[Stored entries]

+++++

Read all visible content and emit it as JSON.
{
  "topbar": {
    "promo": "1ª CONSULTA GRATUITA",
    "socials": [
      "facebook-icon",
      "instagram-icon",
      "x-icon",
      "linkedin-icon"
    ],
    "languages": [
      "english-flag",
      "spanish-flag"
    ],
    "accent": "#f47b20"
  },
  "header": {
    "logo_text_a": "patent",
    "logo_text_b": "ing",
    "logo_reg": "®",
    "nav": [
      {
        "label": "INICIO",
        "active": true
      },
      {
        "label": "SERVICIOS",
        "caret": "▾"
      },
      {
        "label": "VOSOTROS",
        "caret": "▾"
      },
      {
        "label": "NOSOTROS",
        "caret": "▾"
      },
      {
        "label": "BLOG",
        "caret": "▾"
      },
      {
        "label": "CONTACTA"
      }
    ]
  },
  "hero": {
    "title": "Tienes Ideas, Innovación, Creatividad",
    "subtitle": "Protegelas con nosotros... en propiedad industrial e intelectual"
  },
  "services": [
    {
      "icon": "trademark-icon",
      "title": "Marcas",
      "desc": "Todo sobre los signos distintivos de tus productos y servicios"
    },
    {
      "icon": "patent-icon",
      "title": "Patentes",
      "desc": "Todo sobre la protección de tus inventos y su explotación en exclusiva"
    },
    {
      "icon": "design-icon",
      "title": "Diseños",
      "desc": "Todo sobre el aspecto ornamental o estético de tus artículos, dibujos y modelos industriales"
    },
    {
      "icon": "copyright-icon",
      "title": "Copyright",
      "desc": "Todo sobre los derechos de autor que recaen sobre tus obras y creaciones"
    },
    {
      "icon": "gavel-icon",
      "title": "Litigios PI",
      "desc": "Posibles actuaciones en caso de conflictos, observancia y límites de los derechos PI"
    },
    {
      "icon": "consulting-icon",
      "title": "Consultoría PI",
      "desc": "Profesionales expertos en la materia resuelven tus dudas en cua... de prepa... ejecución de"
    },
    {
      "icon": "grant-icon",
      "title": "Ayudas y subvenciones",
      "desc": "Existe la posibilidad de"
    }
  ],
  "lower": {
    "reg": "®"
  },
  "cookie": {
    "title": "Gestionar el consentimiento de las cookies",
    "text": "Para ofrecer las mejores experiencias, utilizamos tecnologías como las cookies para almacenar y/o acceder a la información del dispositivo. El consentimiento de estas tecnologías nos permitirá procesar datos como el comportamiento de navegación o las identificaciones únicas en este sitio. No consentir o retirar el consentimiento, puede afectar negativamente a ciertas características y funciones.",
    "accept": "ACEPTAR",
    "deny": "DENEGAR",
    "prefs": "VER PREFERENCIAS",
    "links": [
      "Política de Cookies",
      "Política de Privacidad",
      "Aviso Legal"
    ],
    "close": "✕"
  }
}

+++++

▸ Short task: Write out every entry exactly as given.

▸ Answer to the problem:
Read all visible content and emit it as JSON.
{
  "topbar": {
    "promo": "1ª CONSULTA GRATUITA",
    "socials": [
      "facebook-icon",
      "instagram-icon",
      "x-icon",
      "linkedin-icon"
    ],
    "languages": [
      "english-flag",
      "spanish-flag"
    ],
    "accent": "#f47b20"
  },
  "header": {
    "logo_text_a": "patent",
    "logo_text_b": "ing",
    "logo_reg": "®",
    "nav": [
      {
        "label": "INICIO",
        "active": true
      },
      {
        "label": "SERVICIOS",
        "caret": "▾"
      },
      {
        "label": "VOSOTROS",
        "caret": "▾"
      },
      {
        "label": "NOSOTROS",
        "caret": "▾"
      },
      {
        "label": "BLOG",
        "caret": "▾"
      },
      {
        "label": "CONTACTA"
      }
    ]
  },
  "hero": {
    "title": "Tienes Ideas, Innovación, Creatividad",
    "subtitle": "Protegelas con nosotros... en propiedad industrial e intelectual"
  },
  "services": [
    {
      "icon": "trademark-icon",
      "title": "Marcas",
      "desc": "Todo sobre los signos distintivos de tus productos y servicios"
    },
    {
      "icon": "patent-icon",
      "title": "Patentes",
      "desc": "Todo sobre la protección de tus inventos y su explotación en exclusiva"
    },
    {
      "icon": "design-icon",
      "title": "Diseños",
      "desc": "Todo sobre el aspecto ornamental o estético de tus artículos, dibujos y modelos industriales"
    },
    {
      "icon": "copyright-icon",
      "title": "Copyright",
      "desc": "Todo sobre los derechos de autor que recaen sobre tus obras y creaciones"
    },
    {
      "icon": "gavel-icon",
      "title": "Litigios PI",
      "desc": "Posibles actuaciones en caso de conflictos, observancia y límites de los derechos PI"
    },
    {
      "icon": "consulting-icon",
      "title": "Consultoría PI",
      "desc": "Profesionales expertos en la materia resuelven tus dudas en cua... de prepa... ejecución de"
    },
    {
      "icon": "grant-icon",
      "title": "Ayudas y subvenciones",
      "desc": "Existe la posibilidad de"
    }
  ],
  "lower": {
    "reg": "®"
  },
  "cookie": {
    "title": "Gestionar el consentimiento de las cookies",
    "text": "Para ofrecer las mejores experiencias, utilizamos tecnologías como las cookies para almacenar y/o acceder a la información del dispositivo. El consentimiento de estas tecnologías nos permitirá procesar datos como el comportamiento de navegación o las identificaciones únicas en este sitio. No consentir o retirar el consentimiento, puede afectar negativamente a ciertas características y funciones.",
    "accept": "ACEPTAR",
    "deny": "DENEGAR",
    "prefs": "VER PREFERENCIAS",
    "links": [
      "Política de Cookies",
      "Política de Privacidad",
      "Aviso Legal"
    ],
    "close": "✕"
  }
}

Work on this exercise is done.